Start of Text provided
A reflection for World Children’s Day

By Fr Andrew Hamilton SJ, 20 November 2020
Image: Caleb Woods/Unsplash

 

20 November is the United Nations’ World Children’s Day

This year, our celebration of Children’s Day, like all such events will be coloured by events, particularly by the coronavirus. For most children, the year has been one of frustration. They have been unable to go to school, have missed out on school picnics, cricket and football, dances and parties. Older children have lost the opportunity to prepare well for their future

The restrictions of COVID-19 have allowed some children to spend more time with their parents and have built their relationships. For other children, the restrictions have made an already tense home situation a place of domestic violence. They have had to deal with violence at home and its effect on their lives. Many children who already struggled at school will finish the year far behind their peers who live in homes where there is a habit of reading and of conversation. Children’s Day makes us grateful for our children. It also invites us to attend to the difference between Australian children who are well supported and those who live with disadvantage. 

Stories of children suffering always move us. Stories of children abused physically, sexually and verbally provoke our outrage. We demand justice for the children and sanctions on the people who abused them. Yet when children suffer from neglect, we usually do not hold governments to account. As a result, when to meet the needs of impoverished children would be costly for governments, it ceases to be a priority. And if children behave badly, governments often yield to the media demand that they be locked up. They cease to be seen as children or even as persons and are regarded as pests or gang members.

In our work at Jesuit Social Services with young people who have come into contact with the justice system, we constantly confront this double view of children. They are seen either as little angels or as devils, rarely as children. When they break the law, few people pause to ask why. Many simply condemn them and demand that they be punished. It is right that they be brought to recognise the consequences of their actions, but punishment often weakens a sense of responsibility.

If we do ask why children offend, we often find a story of personal neglect and of neglect by society. They may come from a violent or chaotic home environment, from a region where health and other services are overstretched, may suffer from physical or mental illness, experience education as a place of failure, and have no good role models when growing up. The peers with whom they mix with can encourage them to take risks whose consequences their brains are not developed enough to weigh. If they are sentenced to detention in juvenile justice centres, they are more likely to graduate to life in and out of adult jails with the personal tragedy and loss to society that this entails. To break with this path they need accompaniment and encouragement to find a better way, not punishment

The number of children held in detention is one of the signs that tell whether a society takes its responsibilities to children seriously. In Australia children as young as 10 can be treated as criminals with full responsibility for their actions. The recommended age is 14. That state and territory governments should be so slow to raise the age of criminal responsibility testifies to a lack of care for children, and particularly the Indigenous children who are disproportionately detained.
End of Text provided
Start of Extracted material
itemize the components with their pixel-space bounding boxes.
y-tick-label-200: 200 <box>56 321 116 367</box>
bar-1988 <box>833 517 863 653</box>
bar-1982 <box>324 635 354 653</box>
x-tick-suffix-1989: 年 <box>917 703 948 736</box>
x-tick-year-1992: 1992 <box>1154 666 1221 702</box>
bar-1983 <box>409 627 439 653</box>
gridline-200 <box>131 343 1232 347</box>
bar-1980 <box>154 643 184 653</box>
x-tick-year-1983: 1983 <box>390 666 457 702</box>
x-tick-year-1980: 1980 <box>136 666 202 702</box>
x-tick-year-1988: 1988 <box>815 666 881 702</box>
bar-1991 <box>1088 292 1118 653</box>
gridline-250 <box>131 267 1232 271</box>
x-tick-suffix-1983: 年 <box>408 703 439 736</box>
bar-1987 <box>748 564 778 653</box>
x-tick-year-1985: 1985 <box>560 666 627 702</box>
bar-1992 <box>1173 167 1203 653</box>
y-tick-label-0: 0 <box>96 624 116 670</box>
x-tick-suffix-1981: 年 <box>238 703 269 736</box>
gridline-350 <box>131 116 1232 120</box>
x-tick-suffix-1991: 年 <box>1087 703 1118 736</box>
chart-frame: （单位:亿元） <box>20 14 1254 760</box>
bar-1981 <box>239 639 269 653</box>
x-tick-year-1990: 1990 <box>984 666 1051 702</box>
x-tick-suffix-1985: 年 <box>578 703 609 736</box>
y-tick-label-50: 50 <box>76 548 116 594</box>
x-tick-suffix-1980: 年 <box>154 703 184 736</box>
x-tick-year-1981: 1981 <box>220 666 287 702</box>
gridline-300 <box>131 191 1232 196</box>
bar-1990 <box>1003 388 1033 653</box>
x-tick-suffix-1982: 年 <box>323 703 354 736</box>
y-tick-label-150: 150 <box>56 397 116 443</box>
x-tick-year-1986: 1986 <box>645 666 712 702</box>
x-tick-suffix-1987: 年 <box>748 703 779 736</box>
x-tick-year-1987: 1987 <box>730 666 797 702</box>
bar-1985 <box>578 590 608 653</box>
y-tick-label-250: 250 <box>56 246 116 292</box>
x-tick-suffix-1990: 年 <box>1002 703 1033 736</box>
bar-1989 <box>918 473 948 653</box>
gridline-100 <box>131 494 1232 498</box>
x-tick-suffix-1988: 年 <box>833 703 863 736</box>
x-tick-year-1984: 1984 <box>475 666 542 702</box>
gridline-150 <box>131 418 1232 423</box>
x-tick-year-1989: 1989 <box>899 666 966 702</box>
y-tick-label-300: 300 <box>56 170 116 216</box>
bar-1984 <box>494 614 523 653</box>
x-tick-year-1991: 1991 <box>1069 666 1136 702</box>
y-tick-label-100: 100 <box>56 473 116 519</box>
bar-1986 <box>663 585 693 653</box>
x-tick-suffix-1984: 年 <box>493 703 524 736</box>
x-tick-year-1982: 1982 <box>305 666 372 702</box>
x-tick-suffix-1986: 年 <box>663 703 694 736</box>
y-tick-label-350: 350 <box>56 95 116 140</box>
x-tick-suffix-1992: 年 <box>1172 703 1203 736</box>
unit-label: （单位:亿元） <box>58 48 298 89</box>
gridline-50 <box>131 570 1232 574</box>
End of Extracted material
> [What to work on]:
(a) According to the World Children's Day reflection, what is the recommended age of criminal responsibility?
(b) From the World Children's Day reflection, write out the passage that begins with the words "The number of" and ends with "are disproportionately detained.".
The entries above come from a separate source.

> [Answers to the problems]:
(a) The recommended age is 14.

(b)
The number of children held in detention is one of the signs that tell whether a society takes its responsibilities to children seriously. In Australia children as young as 10 can be treated as criminals with full responsibility for their actions. The recommended age is 14. That state and territory governments should be so slow to raise the age of criminal responsibility testifies to a lack of care for children, and particularly the Indigenous children who are disproportionately detained.